--- Start of Supplied material ---
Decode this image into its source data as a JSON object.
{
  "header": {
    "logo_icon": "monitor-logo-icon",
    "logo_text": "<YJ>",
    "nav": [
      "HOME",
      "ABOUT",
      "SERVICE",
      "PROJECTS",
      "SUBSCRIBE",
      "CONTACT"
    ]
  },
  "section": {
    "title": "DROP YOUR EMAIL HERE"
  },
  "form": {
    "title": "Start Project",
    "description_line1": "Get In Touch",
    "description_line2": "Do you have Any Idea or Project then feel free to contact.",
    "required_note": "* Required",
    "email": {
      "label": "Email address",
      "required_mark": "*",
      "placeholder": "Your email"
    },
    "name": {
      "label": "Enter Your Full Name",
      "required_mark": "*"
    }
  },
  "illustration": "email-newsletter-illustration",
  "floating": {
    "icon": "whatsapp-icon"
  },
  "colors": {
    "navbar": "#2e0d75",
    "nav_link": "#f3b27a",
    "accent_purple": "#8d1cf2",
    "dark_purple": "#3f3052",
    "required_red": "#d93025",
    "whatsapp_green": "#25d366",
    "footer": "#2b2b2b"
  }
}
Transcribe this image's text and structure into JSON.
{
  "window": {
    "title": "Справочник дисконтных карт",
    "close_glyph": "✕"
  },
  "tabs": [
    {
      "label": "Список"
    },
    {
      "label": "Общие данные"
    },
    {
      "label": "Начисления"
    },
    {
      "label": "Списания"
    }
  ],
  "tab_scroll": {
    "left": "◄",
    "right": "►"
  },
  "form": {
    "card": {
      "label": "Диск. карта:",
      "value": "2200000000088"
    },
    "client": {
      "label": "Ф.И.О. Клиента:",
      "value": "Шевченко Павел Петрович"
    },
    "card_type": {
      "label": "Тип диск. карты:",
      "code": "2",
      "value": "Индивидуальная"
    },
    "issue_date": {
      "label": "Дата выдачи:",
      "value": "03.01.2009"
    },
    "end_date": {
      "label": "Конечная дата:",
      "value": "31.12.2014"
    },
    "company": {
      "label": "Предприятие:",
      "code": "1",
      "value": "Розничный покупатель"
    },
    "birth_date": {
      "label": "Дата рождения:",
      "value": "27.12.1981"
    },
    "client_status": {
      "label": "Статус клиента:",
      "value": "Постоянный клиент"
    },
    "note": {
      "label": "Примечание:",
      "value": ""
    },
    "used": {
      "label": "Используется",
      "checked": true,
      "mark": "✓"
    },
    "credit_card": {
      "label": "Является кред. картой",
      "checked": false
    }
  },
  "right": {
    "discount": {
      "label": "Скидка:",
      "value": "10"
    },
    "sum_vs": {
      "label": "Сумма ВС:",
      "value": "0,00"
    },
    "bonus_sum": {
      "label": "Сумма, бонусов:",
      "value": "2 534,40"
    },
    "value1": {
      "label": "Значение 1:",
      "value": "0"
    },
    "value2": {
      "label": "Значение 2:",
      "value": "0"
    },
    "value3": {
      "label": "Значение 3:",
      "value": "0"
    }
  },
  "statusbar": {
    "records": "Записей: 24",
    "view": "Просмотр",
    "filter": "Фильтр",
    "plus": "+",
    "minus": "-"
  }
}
--- End of Supplied material ---
• [Short problem]: Locate all lines in the listing above with the word "title" and copy them.

• [Solution to the exercise]:
    "title": "DROP YOUR EMAIL HERE"
    "title": "Start Project",
    "title": "Справочник дисконтных карт",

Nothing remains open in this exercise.